# start of Information provided

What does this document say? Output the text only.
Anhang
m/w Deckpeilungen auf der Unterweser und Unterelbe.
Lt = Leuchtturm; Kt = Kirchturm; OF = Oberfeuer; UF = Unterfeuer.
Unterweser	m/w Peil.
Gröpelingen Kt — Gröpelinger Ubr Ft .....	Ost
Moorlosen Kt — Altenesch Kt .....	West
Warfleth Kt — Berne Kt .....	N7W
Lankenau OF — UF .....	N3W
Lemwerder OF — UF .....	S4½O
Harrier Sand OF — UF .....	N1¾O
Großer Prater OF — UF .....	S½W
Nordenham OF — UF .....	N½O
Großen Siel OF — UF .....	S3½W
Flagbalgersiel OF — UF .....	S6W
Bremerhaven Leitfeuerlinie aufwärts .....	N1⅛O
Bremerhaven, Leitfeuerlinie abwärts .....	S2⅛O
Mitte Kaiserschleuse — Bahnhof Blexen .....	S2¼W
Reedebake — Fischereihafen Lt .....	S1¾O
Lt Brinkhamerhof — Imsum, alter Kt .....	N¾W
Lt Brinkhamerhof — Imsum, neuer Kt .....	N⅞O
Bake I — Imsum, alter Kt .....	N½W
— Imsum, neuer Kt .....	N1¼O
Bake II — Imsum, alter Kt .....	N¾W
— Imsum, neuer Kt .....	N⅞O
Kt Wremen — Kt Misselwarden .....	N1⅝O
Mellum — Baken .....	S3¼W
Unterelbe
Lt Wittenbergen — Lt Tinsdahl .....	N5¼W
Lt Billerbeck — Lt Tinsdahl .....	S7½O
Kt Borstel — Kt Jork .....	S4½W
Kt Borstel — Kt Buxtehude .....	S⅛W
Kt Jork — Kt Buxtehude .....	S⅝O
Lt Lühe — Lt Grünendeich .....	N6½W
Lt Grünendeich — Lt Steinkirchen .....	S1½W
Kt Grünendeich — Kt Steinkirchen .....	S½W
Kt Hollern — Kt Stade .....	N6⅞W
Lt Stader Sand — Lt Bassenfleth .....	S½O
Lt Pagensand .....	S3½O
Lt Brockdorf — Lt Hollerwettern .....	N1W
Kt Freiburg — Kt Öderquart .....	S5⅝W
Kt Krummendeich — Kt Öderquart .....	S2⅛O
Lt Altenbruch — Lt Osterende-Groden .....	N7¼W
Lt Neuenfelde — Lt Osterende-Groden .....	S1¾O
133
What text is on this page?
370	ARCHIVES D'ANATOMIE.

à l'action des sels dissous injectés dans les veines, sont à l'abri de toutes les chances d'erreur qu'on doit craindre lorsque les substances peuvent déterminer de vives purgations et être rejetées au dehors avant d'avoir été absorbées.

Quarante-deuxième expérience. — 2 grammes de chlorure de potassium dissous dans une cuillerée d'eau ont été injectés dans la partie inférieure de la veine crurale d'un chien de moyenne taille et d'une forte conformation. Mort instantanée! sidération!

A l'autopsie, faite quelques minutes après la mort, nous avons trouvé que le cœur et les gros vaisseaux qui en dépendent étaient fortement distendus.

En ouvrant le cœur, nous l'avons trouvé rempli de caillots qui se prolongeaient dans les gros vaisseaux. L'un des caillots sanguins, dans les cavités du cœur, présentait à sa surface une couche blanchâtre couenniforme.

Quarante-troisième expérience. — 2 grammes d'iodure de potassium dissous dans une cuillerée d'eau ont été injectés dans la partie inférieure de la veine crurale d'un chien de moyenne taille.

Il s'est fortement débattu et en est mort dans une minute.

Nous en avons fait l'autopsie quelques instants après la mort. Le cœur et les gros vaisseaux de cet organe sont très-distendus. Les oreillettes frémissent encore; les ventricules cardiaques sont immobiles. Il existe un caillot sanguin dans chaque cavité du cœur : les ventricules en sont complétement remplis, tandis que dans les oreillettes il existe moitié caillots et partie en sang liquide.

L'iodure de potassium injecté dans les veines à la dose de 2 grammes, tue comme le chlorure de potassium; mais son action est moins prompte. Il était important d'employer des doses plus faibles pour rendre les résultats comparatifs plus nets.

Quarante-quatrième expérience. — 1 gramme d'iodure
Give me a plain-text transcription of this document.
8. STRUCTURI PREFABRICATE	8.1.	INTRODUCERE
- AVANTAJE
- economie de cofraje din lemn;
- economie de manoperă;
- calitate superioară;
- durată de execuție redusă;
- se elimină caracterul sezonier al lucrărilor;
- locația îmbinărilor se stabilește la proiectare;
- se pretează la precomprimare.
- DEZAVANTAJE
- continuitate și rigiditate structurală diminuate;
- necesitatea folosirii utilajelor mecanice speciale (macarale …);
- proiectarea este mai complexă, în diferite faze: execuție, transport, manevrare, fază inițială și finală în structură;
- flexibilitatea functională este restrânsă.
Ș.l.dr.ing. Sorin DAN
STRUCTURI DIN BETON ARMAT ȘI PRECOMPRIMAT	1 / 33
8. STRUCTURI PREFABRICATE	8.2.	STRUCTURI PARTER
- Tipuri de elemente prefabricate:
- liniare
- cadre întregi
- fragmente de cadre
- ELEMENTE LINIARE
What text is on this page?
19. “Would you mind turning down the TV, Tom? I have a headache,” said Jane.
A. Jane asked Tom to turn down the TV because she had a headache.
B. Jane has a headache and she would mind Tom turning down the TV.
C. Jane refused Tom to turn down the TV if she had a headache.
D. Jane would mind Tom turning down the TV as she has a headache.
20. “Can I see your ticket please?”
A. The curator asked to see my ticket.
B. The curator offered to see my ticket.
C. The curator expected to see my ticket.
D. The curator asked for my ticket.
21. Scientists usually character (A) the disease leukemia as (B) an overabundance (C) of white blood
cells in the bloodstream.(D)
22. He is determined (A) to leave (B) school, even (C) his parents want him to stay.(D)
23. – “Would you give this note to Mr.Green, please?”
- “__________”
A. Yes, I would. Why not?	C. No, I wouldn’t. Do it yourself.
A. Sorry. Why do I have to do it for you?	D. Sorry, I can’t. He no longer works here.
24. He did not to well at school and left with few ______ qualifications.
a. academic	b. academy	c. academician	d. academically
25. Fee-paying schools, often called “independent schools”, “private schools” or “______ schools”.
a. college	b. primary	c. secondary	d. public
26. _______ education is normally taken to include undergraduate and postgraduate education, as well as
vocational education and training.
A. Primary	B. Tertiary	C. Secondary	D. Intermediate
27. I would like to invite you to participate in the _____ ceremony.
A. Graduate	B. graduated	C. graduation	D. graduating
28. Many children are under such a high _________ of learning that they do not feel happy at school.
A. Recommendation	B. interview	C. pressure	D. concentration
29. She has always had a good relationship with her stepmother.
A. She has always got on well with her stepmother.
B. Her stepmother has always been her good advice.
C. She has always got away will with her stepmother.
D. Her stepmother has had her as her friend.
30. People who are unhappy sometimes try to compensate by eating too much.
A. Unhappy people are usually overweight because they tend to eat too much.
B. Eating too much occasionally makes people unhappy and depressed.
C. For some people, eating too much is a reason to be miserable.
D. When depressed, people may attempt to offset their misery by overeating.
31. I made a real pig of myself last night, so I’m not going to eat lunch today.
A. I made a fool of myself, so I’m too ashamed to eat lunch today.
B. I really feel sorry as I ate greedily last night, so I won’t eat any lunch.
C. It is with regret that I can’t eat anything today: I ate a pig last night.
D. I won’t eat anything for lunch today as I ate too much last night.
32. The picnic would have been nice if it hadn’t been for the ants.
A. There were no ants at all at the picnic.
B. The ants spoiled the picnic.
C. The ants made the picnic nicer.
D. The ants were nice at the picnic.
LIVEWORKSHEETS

# end of Information provided

Exercise instructions: Extract each entry in full and write it down exactly.

Problem solution:
What does this document say? Output the text only.
Anhang
m/w Deckpeilungen auf der Unterweser und Unterelbe.
Lt = Leuchtturm; Kt = Kirchturm; OF = Oberfeuer; UF = Unterfeuer.
Unterweser	m/w Peil.
Gröpelingen Kt — Gröpelinger Ubr Ft .....	Ost
Moorlosen Kt — Altenesch Kt .....	West
Warfleth Kt — Berne Kt .....	N7W
Lankenau OF — UF .....	N3W
Lemwerder OF — UF .....	S4½O
Harrier Sand OF — UF .....	N1¾O
Großer Prater OF — UF .....	S½W
Nordenham OF — UF .....	N½O
Großen Siel OF — UF .....	S3½W
Flagbalgersiel OF — UF .....	S6W
Bremerhaven Leitfeuerlinie aufwärts .....	N1⅛O
Bremerhaven, Leitfeuerlinie abwärts .....	S2⅛O
Mitte Kaiserschleuse — Bahnhof Blexen .....	S2¼W
Reedebake — Fischereihafen Lt .....	S1¾O
Lt Brinkhamerhof — Imsum, alter Kt .....	N¾W
Lt Brinkhamerhof — Imsum, neuer Kt .....	N⅞O
Bake I — Imsum, alter Kt .....	N½W
— Imsum, neuer Kt .....	N1¼O
Bake II — Imsum, alter Kt .....	N¾W
— Imsum, neuer Kt .....	N⅞O
Kt Wremen — Kt Misselwarden .....	N1⅝O
Mellum — Baken .....	S3¼W
Unterelbe
Lt Wittenbergen — Lt Tinsdahl .....	N5¼W
Lt Billerbeck — Lt Tinsdahl .....	S7½O
Kt Borstel — Kt Jork .....	S4½W
Kt Borstel — Kt Buxtehude .....	S⅛W
Kt Jork — Kt Buxtehude .....	S⅝O
Lt Lühe — Lt Grünendeich .....	N6½W
Lt Grünendeich — Lt Steinkirchen .....	S1½W
Kt Grünendeich — Kt Steinkirchen .....	S½W
Kt Hollern — Kt Stade .....	N6⅞W
Lt Stader Sand — Lt Bassenfleth .....	S½O
Lt Pagensand .....	S3½O
Lt Brockdorf — Lt Hollerwettern .....	N1W
Kt Freiburg — Kt Öderquart .....	S5⅝W
Kt Krummendeich — Kt Öderquart .....	S2⅛O
Lt Altenbruch — Lt Osterende-Groden .....	N7¼W
Lt Neuenfelde — Lt Osterende-Groden .....	S1¾O
133
What text is on this page?
370	ARCHIVES D'ANATOMIE.

à l'action des sels dissous injectés dans les veines, sont à l'abri de toutes les chances d'erreur qu'on doit craindre lorsque les substances peuvent déterminer de vives purgations et être rejetées au dehors avant d'avoir été absorbées.

Quarante-deuxième expérience. — 2 grammes de chlorure de potassium dissous dans une cuillerée d'eau ont été injectés dans la partie inférieure de la veine crurale d'un chien de moyenne taille et d'une forte conformation. Mort instantanée! sidération!

A l'autopsie, faite quelques minutes après la mort, nous avons trouvé que le cœur et les gros vaisseaux qui en dépendent étaient fortement distendus.

En ouvrant le cœur, nous l'avons trouvé rempli de caillots qui se prolongeaient dans les gros vaisseaux. L'un des caillots sanguins, dans les cavités du cœur, présentait à sa surface une couche blanchâtre couenniforme.

Quarante-troisième expérience. — 2 grammes d'iodure de potassium dissous dans une cuillerée d'eau ont été injectés dans la partie inférieure de la veine crurale d'un chien de moyenne taille.

Il s'est fortement débattu et en est mort dans une minute.

Nous en avons fait l'autopsie quelques instants après la mort. Le cœur et les gros vaisseaux de cet organe sont très-distendus. Les oreillettes frémissent encore; les ventricules cardiaques sont immobiles. Il existe un caillot sanguin dans chaque cavité du cœur : les ventricules en sont complétement remplis, tandis que dans les oreillettes il existe moitié caillots et partie en sang liquide.

L'iodure de potassium injecté dans les veines à la dose de 2 grammes, tue comme le chlorure de potassium; mais son action est moins prompte. Il était important d'employer des doses plus faibles pour rendre les résultats comparatifs plus nets.

Quarante-quatrième expérience. — 1 gramme d'iodure
Give me a plain-text transcription of this document.
8. STRUCTURI PREFABRICATE	8.1.	INTRODUCERE
- AVANTAJE
- economie de cofraje din lemn;
- economie de manoperă;
- calitate superioară;
- durată de execuție redusă;
- se elimină caracterul sezonier al lucrărilor;
- locația îmbinărilor se stabilește la proiectare;
- se pretează la precomprimare.
- DEZAVANTAJE
- continuitate și rigiditate structurală diminuate;
- necesitatea folosirii utilajelor mecanice speciale (macarale …);
- proiectarea este mai complexă, în diferite faze: execuție, transport, manevrare, fază inițială și finală în structură;
- flexibilitatea functională este restrânsă.
Ș.l.dr.ing. Sorin DAN
STRUCTURI DIN BETON ARMAT ȘI PRECOMPRIMAT	1 / 33
8. STRUCTURI PREFABRICATE	8.2.	STRUCTURI PARTER
- Tipuri de elemente prefabricate:
- liniare
- cadre întregi
- fragmente de cadre
- ELEMENTE LINIARE
What text is on this page?
19. “Would you mind turning down the TV, Tom? I have a headache,” said Jane.
A. Jane asked Tom to turn down the TV because she had a headache.
B. Jane has a headache and she would mind Tom turning down the TV.
C. Jane refused Tom to turn down the TV if she had a headache.
D. Jane would mind Tom turning down the TV as she has a headache.
20. “Can I see your ticket please?”
A. The curator asked to see my ticket.
B. The curator offered to see my ticket.
C. The curator expected to see my ticket.
D. The curator asked for my ticket.
21. Scientists usually character (A) the disease leukemia as (B) an overabundance (C) of white blood
cells in the bloodstream.(D)
22. He is determined (A) to leave (B) school, even (C) his parents want him to stay.(D)
23. – “Would you give this note to Mr.Green, please?”
- “__________”
A. Yes, I would. Why not?	C. No, I wouldn’t. Do it yourself.
A. Sorry. Why do I have to do it for you?	D. Sorry, I can’t. He no longer works here.
24. He did not to well at school and left with few ______ qualifications.
a. academic	b. academy	c. academician	d. academically
25. Fee-paying schools, often called “independent schools”, “private schools” or “______ schools”.
a. college	b. primary	c. secondary	d. public
26. _______ education is normally taken to include undergraduate and postgraduate education, as well as
vocational education and training.
A. Primary	B. Tertiary	C. Secondary	D. Intermediate
27. I would like to invite you to participate in the _____ ceremony.
A. Graduate	B. graduated	C. graduation	D. graduating
28. Many children are under such a high _________ of learning that they do not feel happy at school.
A. Recommendation	B. interview	C. pressure	D. concentration
29. She has always had a good relationship with her stepmother.
A. She has always got on well with her stepmother.
B. Her stepmother has always been her good advice.
C. She has always got away will with her stepmother.
D. Her stepmother has had her as her friend.
30. People who are unhappy sometimes try to compensate by eating too much.
A. Unhappy people are usually overweight because they tend to eat too much.
B. Eating too much occasionally makes people unhappy and depressed.
C. For some people, eating too much is a reason to be miserable.
D. When depressed, people may attempt to offset their misery by overeating.
31. I made a real pig of myself last night, so I’m not going to eat lunch today.
A. I made a fool of myself, so I’m too ashamed to eat lunch today.
B. I really feel sorry as I ate greedily last night, so I won’t eat any lunch.
C. It is with regret that I can’t eat anything today: I ate a pig last night.
D. I won’t eat anything for lunch today as I ate too much last night.
32. The picnic would have been nice if it hadn’t been for the ants.
A. There were no ants at all at the picnic.
B. The ants spoiled the picnic.
C. The ants made the picnic nicer.
D. The ants were nice at the picnic.
LIVEWORKSHEETS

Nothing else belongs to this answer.